=== Task directions ===
Quote all of the data that follows exactly as written, skipping the images.

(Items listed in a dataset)
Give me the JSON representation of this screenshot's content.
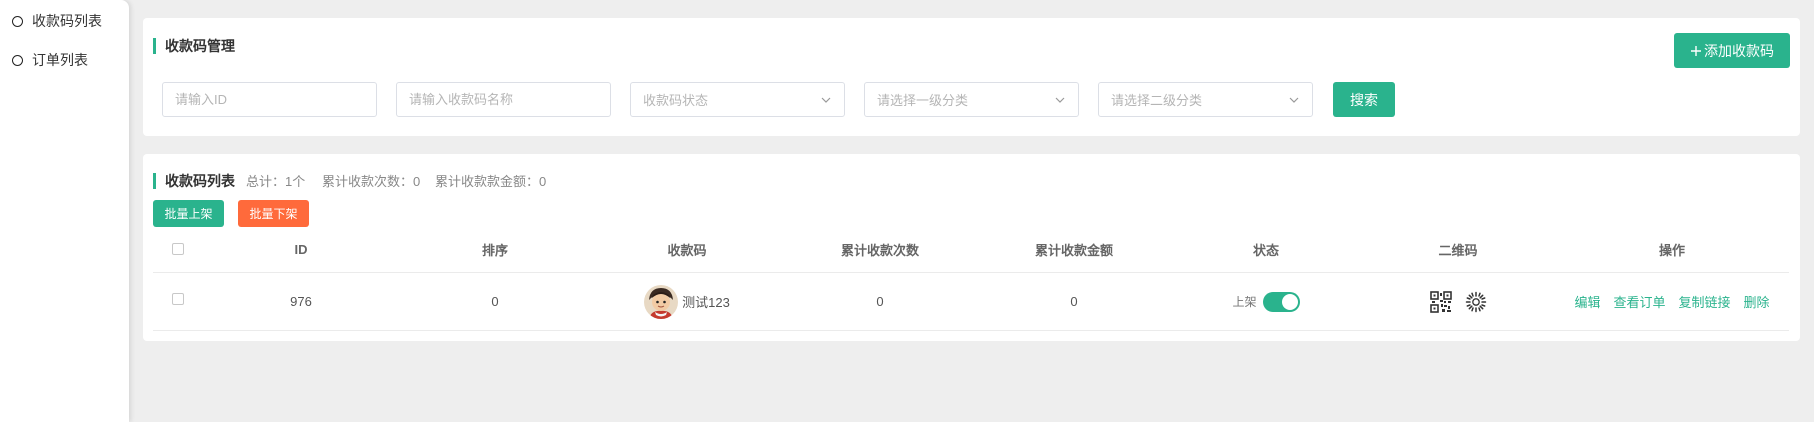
{
  "colors": {
    "accent": "#2ab38d",
    "danger": "#ff6a3b",
    "page_bg": "#eeeeee"
  },
  "sidebar": {
    "items": [
      {
        "label": "收款码列表",
        "icon": "radio-icon"
      },
      {
        "label": "订单列表",
        "icon": "radio-icon"
      }
    ]
  },
  "manage_panel": {
    "title": "收款码管理",
    "add_button": {
      "icon": "plus-icon",
      "label": "添加收款码"
    },
    "filters": {
      "id_placeholder": "请输入ID",
      "name_placeholder": "请输入收款码名称",
      "status_placeholder": "收款码状态",
      "category1_placeholder": "请选择一级分类",
      "category2_placeholder": "请选择二级分类"
    },
    "search_button": "搜索"
  },
  "list_panel": {
    "title": "收款码列表",
    "stats": {
      "total": "总计：1个",
      "count": "累计收款次数：0",
      "amount": "累计收款款金额：0"
    },
    "batch_on_button": "批量上架",
    "batch_off_button": "批量下架",
    "columns": [
      "ID",
      "排序",
      "收款码",
      "累计收款次数",
      "累计收款金额",
      "状态",
      "二维码",
      "操作"
    ],
    "rows": [
      {
        "id": "976",
        "sort": "0",
        "avatar": "avatar-image",
        "name": "测试123",
        "count": "0",
        "amount": "0",
        "status_label": "上架",
        "status_on": true,
        "qr_icons": [
          "qr-code-icon",
          "mini-program-code-icon"
        ],
        "actions": [
          "编辑",
          "查看订单",
          "复制链接",
          "删除"
        ]
      }
    ]
  }
}
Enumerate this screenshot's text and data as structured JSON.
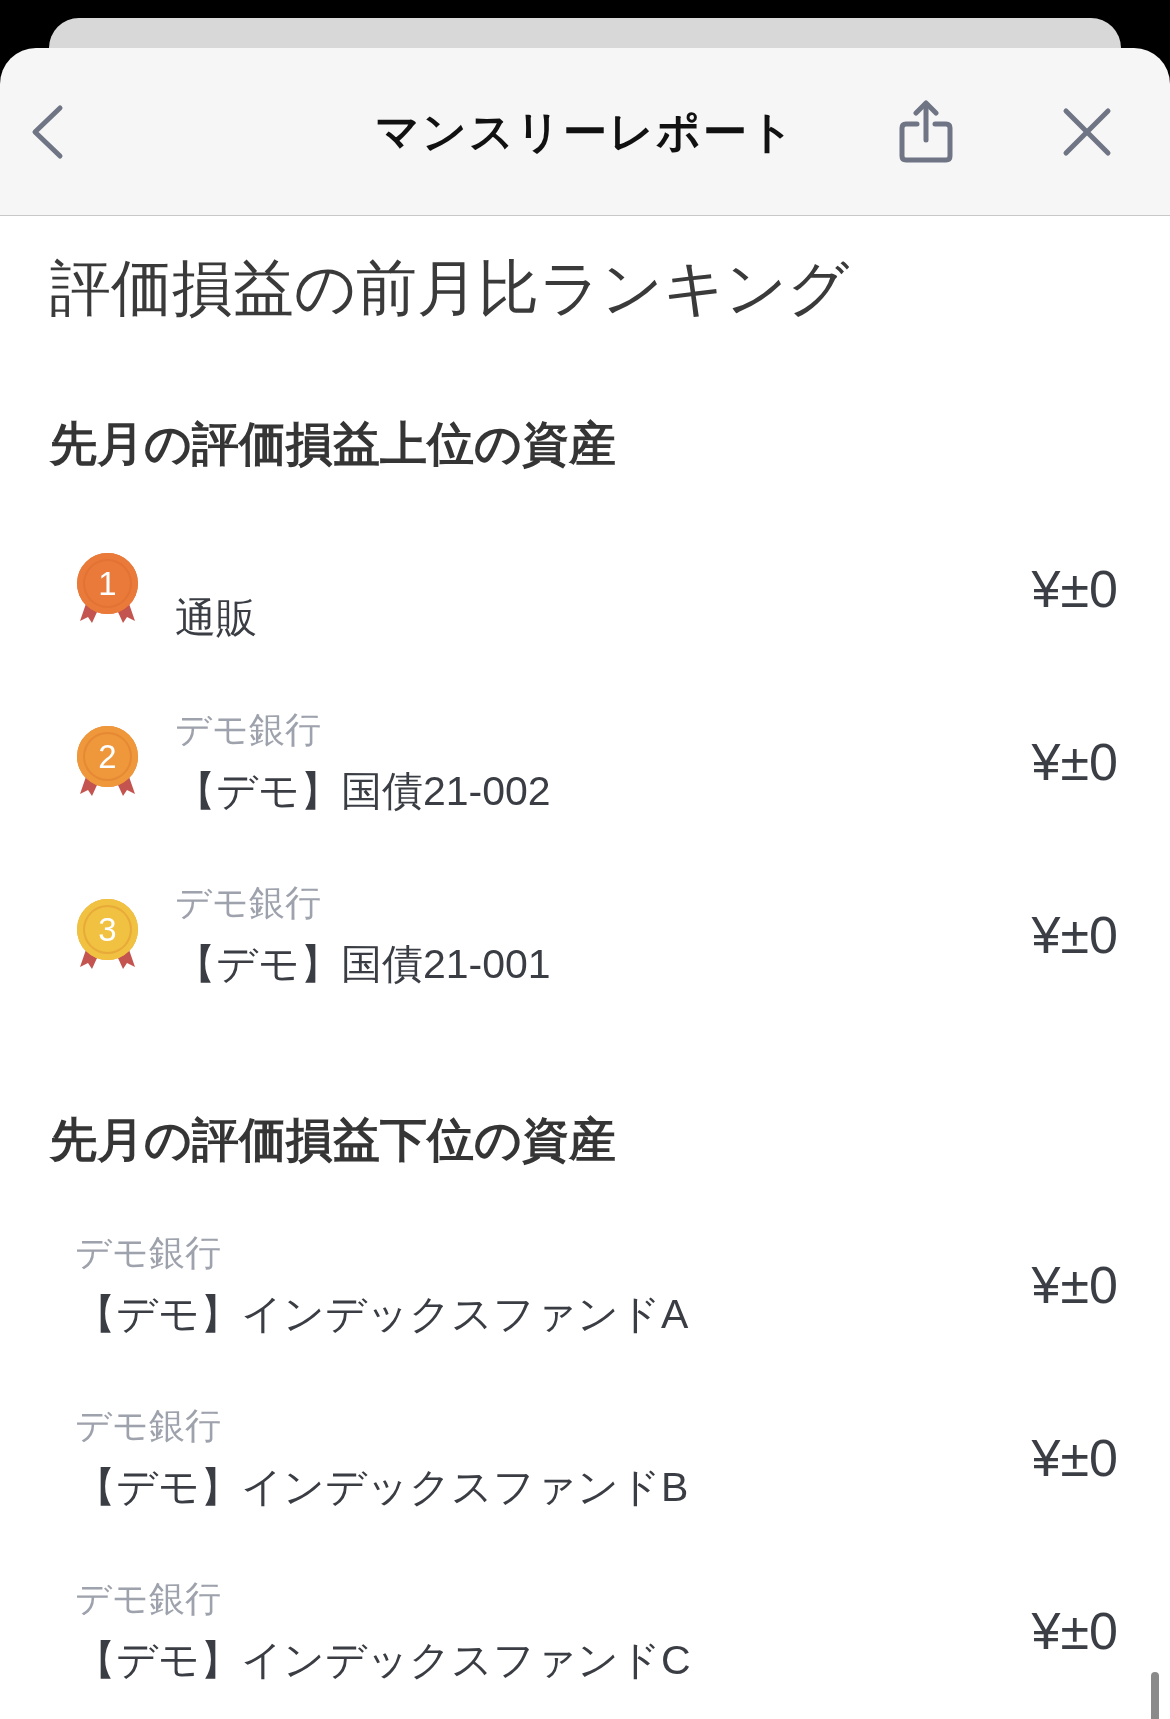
{
  "header": {
    "title": "マンスリーレポート"
  },
  "page_title": "評価損益の前月比ランキング",
  "sections": [
    {
      "heading": "先月の評価損益上位の資産",
      "items": [
        {
          "rank": "1",
          "color": "#ea7a3a",
          "name": "通販",
          "amount": "¥±0"
        },
        {
          "rank": "2",
          "color": "#ef973b",
          "institution": "デモ銀行",
          "name": "【デモ】国債21-002",
          "amount": "¥±0"
        },
        {
          "rank": "3",
          "color": "#f1c141",
          "institution": "デモ銀行",
          "name": "【デモ】国債21-001",
          "amount": "¥±0"
        }
      ]
    },
    {
      "heading": "先月の評価損益下位の資産",
      "items": [
        {
          "institution": "デモ銀行",
          "name": "【デモ】インデックスファンドA",
          "amount": "¥±0"
        },
        {
          "institution": "デモ銀行",
          "name": "【デモ】インデックスファンドB",
          "amount": "¥±0"
        },
        {
          "institution": "デモ銀行",
          "name": "【デモ】インデックスファンドC",
          "amount": "¥±0"
        }
      ]
    }
  ]
}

=== Task answer ===
Give me the JSON representation of this screenshot's content.
{
  "colors": {
    "accent": "#2ab38d",
    "danger": "#ff6a3b",
    "page_bg": "#eeeeee"
  },
  "sidebar": {
    "items": [
      {
        "label": "收款码列表",
        "icon": "radio-icon"
      },
      {
        "label": "订单列表",
        "icon": "radio-icon"
      }
    ]
  },
  "manage_panel": {
    "title": "收款码管理",
    "add_button": {
      "icon": "plus-icon",
      "label": "添加收款码"
    },
    "filters": {
      "id_placeholder": "请输入ID",
      "name_placeholder": "请输入收款码名称",
      "status_placeholder": "收款码状态",
      "category1_placeholder": "请选择一级分类",
      "category2_placeholder": "请选择二级分类"
    },
    "search_button": "搜索"
  },
  "list_panel": {
    "title": "收款码列表",
    "stats": {
      "total": "总计：1个",
      "count": "累计收款次数：0",
      "amount": "累计收款款金额：0"
    },
    "batch_on_button": "批量上架",
    "batch_off_button": "批量下架",
    "columns": [
      "ID",
      "排序",
      "收款码",
      "累计收款次数",
      "累计收款金额",
      "状态",
      "二维码",
      "操作"
    ],
    "rows": [
      {
        "id": "976",
        "sort": "0",
        "avatar": "avatar-image",
        "name": "测试123",
        "count": "0",
        "amount": "0",
        "status_label": "上架",
        "status_on": true,
        "qr_icons": [
          "qr-code-icon",
          "mini-program-code-icon"
        ],
        "actions": [
          "编辑",
          "查看订单",
          "复制链接",
          "删除"
        ]
      }
    ]
  }
}
Enumerate this screenshot's text and data as structured JSON.
{
  "header": {
    "title": "マンスリーレポート"
  },
  "page_title": "評価損益の前月比ランキング",
  "sections": [
    {
      "heading": "先月の評価損益上位の資産",
      "items": [
        {
          "rank": "1",
          "color": "#ea7a3a",
          "name": "通販",
          "amount": "¥±0"
        },
        {
          "rank": "2",
          "color": "#ef973b",
          "institution": "デモ銀行",
          "name": "【デモ】国債21-002",
          "amount": "¥±0"
        },
        {
          "rank": "3",
          "color": "#f1c141",
          "institution": "デモ銀行",
          "name": "【デモ】国債21-001",
          "amount": "¥±0"
        }
      ]
    },
    {
      "heading": "先月の評価損益下位の資産",
      "items": [
        {
          "institution": "デモ銀行",
          "name": "【デモ】インデックスファンドA",
          "amount": "¥±0"
        },
        {
          "institution": "デモ銀行",
          "name": "【デモ】インデックスファンドB",
          "amount": "¥±0"
        },
        {
          "institution": "デモ銀行",
          "name": "【デモ】インデックスファンドC",
          "amount": "¥±0"
        }
      ]
    }
  ]
}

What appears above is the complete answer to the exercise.